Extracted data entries
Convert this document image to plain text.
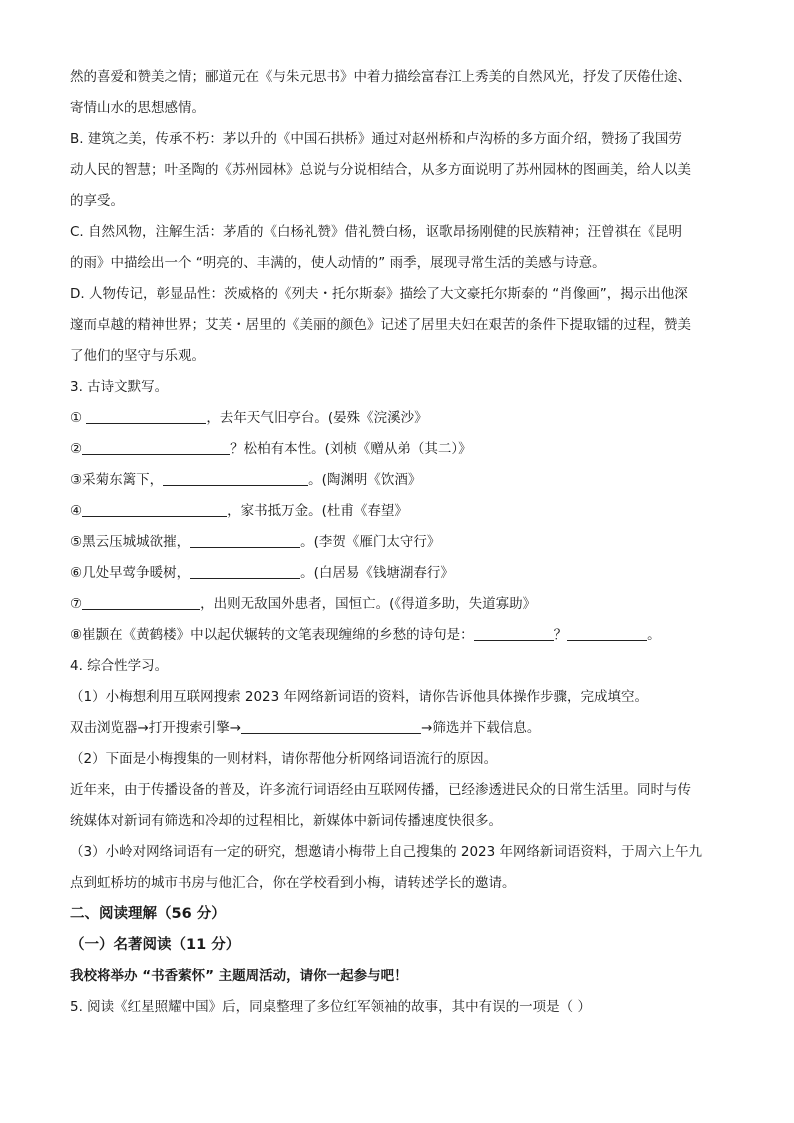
然的喜爱和赞美之情；郦道元在《与朱元思书》中着力描绘富春江上秀美的自然风光，抒发了厌倦仕途、
寄情山水的思想感情。
B. 建筑之美，传承不朽：茅以升的《中国石拱桥》通过对赵州桥和卢沟桥的多方面介绍，赞扬了我国劳
动人民的智慧；叶圣陶的《苏州园林》总说与分说相结合，从多方面说明了苏州园林的图画美，给人以美
的享受。
C. 自然风物，注解生活：茅盾的《白杨礼赞》借礼赞白杨，讴歌昂扬刚健的民族精神；汪曾祺在《昆明
的雨》中描绘出一个 “明亮的、丰满的，使人动情的” 雨季，展现寻常生活的美感与诗意。
D. 人物传记，彰显品性：茨威格的《列夫・托尔斯泰》描绘了大文豪托尔斯泰的 “肖像画”，揭示出他深
邃而卓越的精神世界；艾芙・居里的《美丽的颜色》记述了居里夫妇在艰苦的条件下提取镭的过程，赞美
了他们的坚守与乐观。
3. 古诗文默写。
①	，去年天气旧亭台。(晏殊《浣溪沙》
②	？松柏有本性。(刘桢《赠从弟（其二）》
③采菊东篱下，	。(陶渊明《饮酒》
④	，家书抵万金。(杜甫《春望》
⑤黑云压城城欲摧，	。(李贺《雁门太守行》
⑥几处早莺争暖树，	。(白居易《钱塘湖春行》
⑦	，出则无敌国外患者，国恒亡。(《得道多助，失道寡助》
⑧崔颢在《黄鹤楼》中以起伏辗转的文笔表现缠绵的乡愁的诗句是：	？	。
4. 综合性学习。
（1）小梅想利用互联网搜索 2023 年网络新词语的资料，请你告诉他具体操作步骤，完成填空。
双击浏览器→打开搜索引擎→	→筛选并下载信息。
（2）下面是小梅搜集的一则材料，请你帮他分析网络词语流行的原因。
近年来，由于传播设备的普及，许多流行词语经由互联网传播，已经渗透进民众的日常生活里。同时与传
统媒体对新词有筛选和冷却的过程相比，新媒体中新词传播速度快很多。
（3）小岭对网络词语有一定的研究，想邀请小梅带上自己搜集的 2023 年网络新词语资料，于周六上午九
点到虹桥坊的城市书房与他汇合，你在学校看到小梅，请转述学长的邀请。
二、阅读理解（56 分）
（一）名著阅读（11 分）
我校将举办 “书香萦怀” 主题周活动，请你一起参与吧！
5. 阅读《红星照耀中国》后，同桌整理了多位红军领袖的故事，其中有误的一项是（ ）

● PROBLEM
Reproduce the data above in full, exactly as it is, with the pictures left out.

● THE REPLY
Convert this document image to plain text.
然的喜爱和赞美之情；郦道元在《与朱元思书》中着力描绘富春江上秀美的自然风光，抒发了厌倦仕途、
寄情山水的思想感情。
B. 建筑之美，传承不朽：茅以升的《中国石拱桥》通过对赵州桥和卢沟桥的多方面介绍，赞扬了我国劳
动人民的智慧；叶圣陶的《苏州园林》总说与分说相结合，从多方面说明了苏州园林的图画美，给人以美
的享受。
C. 自然风物，注解生活：茅盾的《白杨礼赞》借礼赞白杨，讴歌昂扬刚健的民族精神；汪曾祺在《昆明
的雨》中描绘出一个 “明亮的、丰满的，使人动情的” 雨季，展现寻常生活的美感与诗意。
D. 人物传记，彰显品性：茨威格的《列夫・托尔斯泰》描绘了大文豪托尔斯泰的 “肖像画”，揭示出他深
邃而卓越的精神世界；艾芙・居里的《美丽的颜色》记述了居里夫妇在艰苦的条件下提取镭的过程，赞美
了他们的坚守与乐观。
3. 古诗文默写。
①	，去年天气旧亭台。(晏殊《浣溪沙》
②	？松柏有本性。(刘桢《赠从弟（其二）》
③采菊东篱下，	。(陶渊明《饮酒》
④	，家书抵万金。(杜甫《春望》
⑤黑云压城城欲摧，	。(李贺《雁门太守行》
⑥几处早莺争暖树，	。(白居易《钱塘湖春行》
⑦	，出则无敌国外患者，国恒亡。(《得道多助，失道寡助》
⑧崔颢在《黄鹤楼》中以起伏辗转的文笔表现缠绵的乡愁的诗句是：	？	。
4. 综合性学习。
（1）小梅想利用互联网搜索 2023 年网络新词语的资料，请你告诉他具体操作步骤，完成填空。
双击浏览器→打开搜索引擎→	→筛选并下载信息。
（2）下面是小梅搜集的一则材料，请你帮他分析网络词语流行的原因。
近年来，由于传播设备的普及，许多流行词语经由互联网传播，已经渗透进民众的日常生活里。同时与传
统媒体对新词有筛选和冷却的过程相比，新媒体中新词传播速度快很多。
（3）小岭对网络词语有一定的研究，想邀请小梅带上自己搜集的 2023 年网络新词语资料，于周六上午九
点到虹桥坊的城市书房与他汇合，你在学校看到小梅，请转述学长的邀请。
二、阅读理解（56 分）
（一）名著阅读（11 分）
我校将举办 “书香萦怀” 主题周活动，请你一起参与吧！
5. 阅读《红星照耀中国》后，同桌整理了多位红军领袖的故事，其中有误的一项是（ ）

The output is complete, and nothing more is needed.